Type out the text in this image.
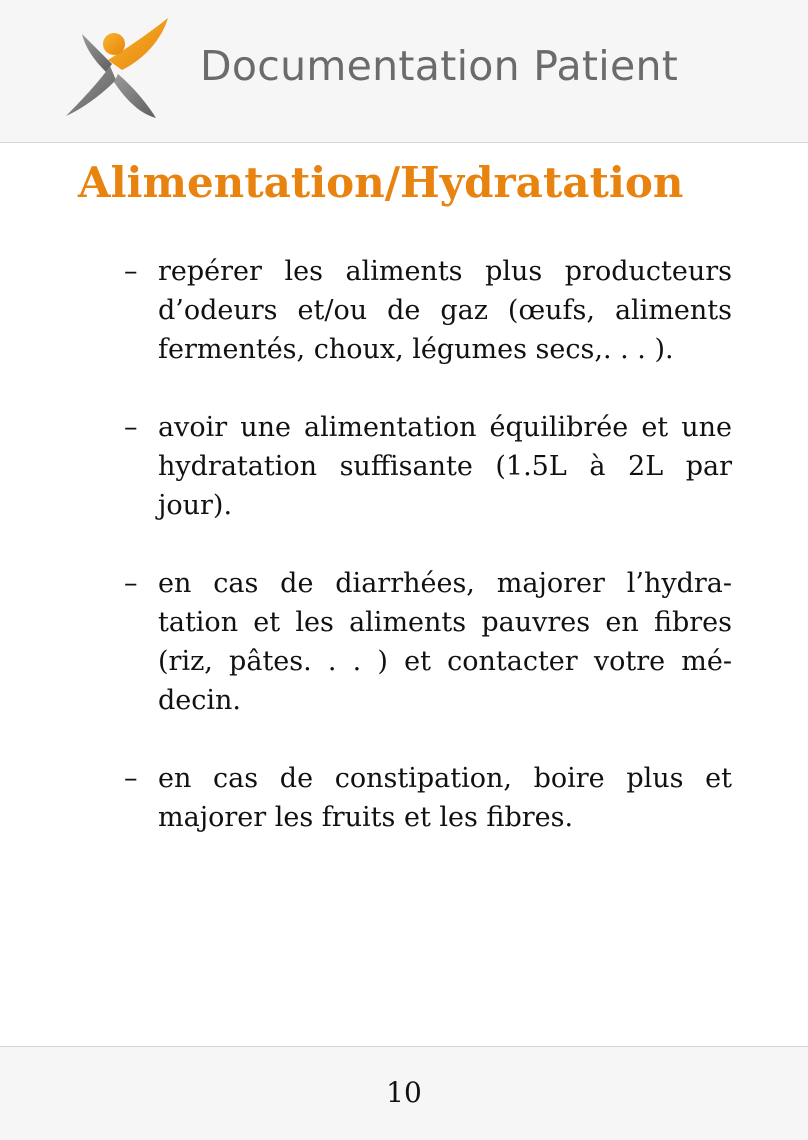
Documentation Patient
Alimentation/Hydratation
– repérer les aliments plus producteurs d’odeurs et/ou de gaz (œufs, aliments fermentés, choux, légumes secs,. . . ).
– avoir une alimentation équilibrée et une hydratation suffisante (1.5L à 2L par jour).
– en cas de diarrhées, majorer l’hydratation et les aliments pauvres en fibres (riz, pâtes. . . ) et contacter votre médecin.
– en cas de constipation, boire plus et majorer les fruits et les fibres.
10
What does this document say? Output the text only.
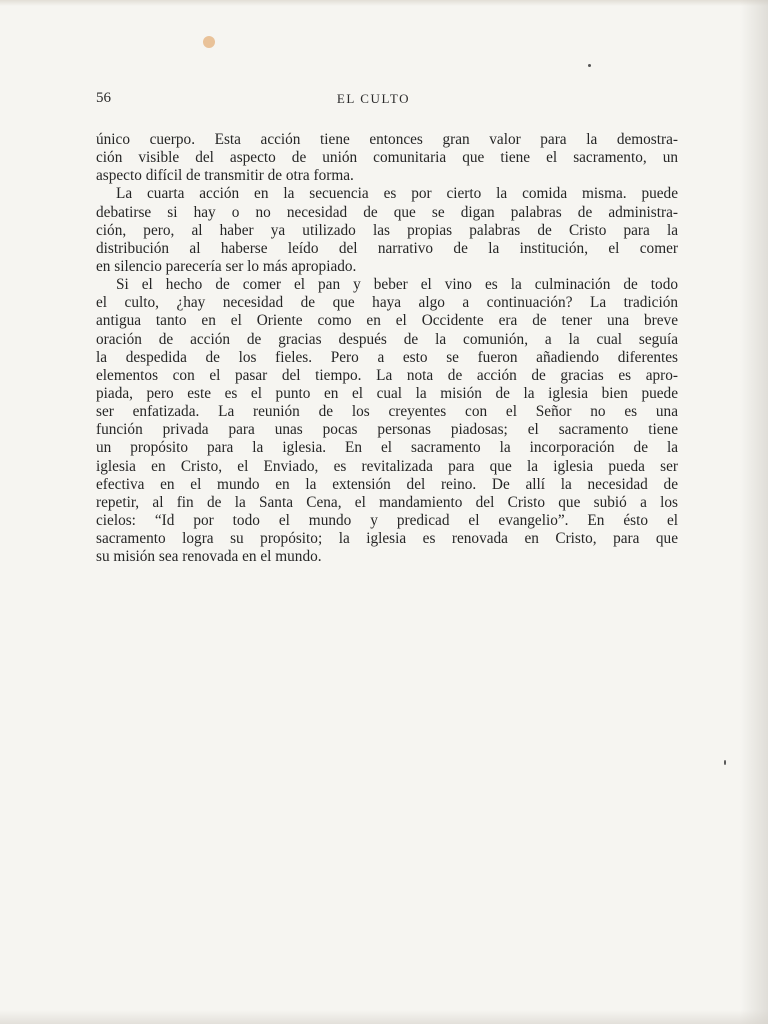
56	EL CULTO
único cuerpo. Esta acción tiene entonces gran valor para la demostra-
ción visible del aspecto de unión comunitaria que tiene el sacramento, un
aspecto difícil de transmitir de otra forma.
La cuarta acción en la secuencia es por cierto la comida misma. puede
debatirse si hay o no necesidad de que se digan palabras de administra-
ción, pero, al haber ya utilizado las propias palabras de Cristo para la
distribución al haberse leído del narrativo de la institución, el comer
en silencio parecería ser lo más apropiado.
Si el hecho de comer el pan y beber el vino es la culminación de todo
el culto, ¿hay necesidad de que haya algo a continuación? La tradición
antigua tanto en el Oriente como en el Occidente era de tener una breve
oración de acción de gracias después de la comunión, a la cual seguía
la despedida de los fieles. Pero a esto se fueron añadiendo diferentes
elementos con el pasar del tiempo. La nota de acción de gracias es apro-
piada, pero este es el punto en el cual la misión de la iglesia bien puede
ser enfatizada. La reunión de los creyentes con el Señor no es una
función privada para unas pocas personas piadosas; el sacramento tiene
un propósito para la iglesia. En el sacramento la incorporación de la
iglesia en Cristo, el Enviado, es revitalizada para que la iglesia pueda ser
efectiva en el mundo en la extensión del reino. De allí la necesidad de
repetir, al fin de la Santa Cena, el mandamiento del Cristo que subió a los
cielos: “Id por todo el mundo y predicad el evangelio”. En ésto el
sacramento logra su propósito; la iglesia es renovada en Cristo, para que
su misión sea renovada en el mundo.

**SET EXERCISE:** Repeat the listing verbatim. Skip the pictures.

**THE COMPLETED TASK:**
Type out the text in this image.
Documentation Patient
Alimentation/Hydratation
– repérer les aliments plus producteurs d’odeurs et/ou de gaz (œufs, aliments fermentés, choux, légumes secs,. . . ).
– avoir une alimentation équilibrée et une hydratation suffisante (1.5L à 2L par jour).
– en cas de diarrhées, majorer l’hydratation et les aliments pauvres en fibres (riz, pâtes. . . ) et contacter votre médecin.
– en cas de constipation, boire plus et majorer les fruits et les fibres.
10
What does this document say? Output the text only.
56	EL CULTO
único cuerpo. Esta acción tiene entonces gran valor para la demostra-
ción visible del aspecto de unión comunitaria que tiene el sacramento, un
aspecto difícil de transmitir de otra forma.
La cuarta acción en la secuencia es por cierto la comida misma. puede
debatirse si hay o no necesidad de que se digan palabras de administra-
ción, pero, al haber ya utilizado las propias palabras de Cristo para la
distribución al haberse leído del narrativo de la institución, el comer
en silencio parecería ser lo más apropiado.
Si el hecho de comer el pan y beber el vino es la culminación de todo
el culto, ¿hay necesidad de que haya algo a continuación? La tradición
antigua tanto en el Oriente como en el Occidente era de tener una breve
oración de acción de gracias después de la comunión, a la cual seguía
la despedida de los fieles. Pero a esto se fueron añadiendo diferentes
elementos con el pasar del tiempo. La nota de acción de gracias es apro-
piada, pero este es el punto en el cual la misión de la iglesia bien puede
ser enfatizada. La reunión de los creyentes con el Señor no es una
función privada para unas pocas personas piadosas; el sacramento tiene
un propósito para la iglesia. En el sacramento la incorporación de la
iglesia en Cristo, el Enviado, es revitalizada para que la iglesia pueda ser
efectiva en el mundo en la extensión del reino. De allí la necesidad de
repetir, al fin de la Santa Cena, el mandamiento del Cristo que subió a los
cielos: “Id por todo el mundo y predicad el evangelio”. En ésto el
sacramento logra su propósito; la iglesia es renovada en Cristo, para que
su misión sea renovada en el mundo.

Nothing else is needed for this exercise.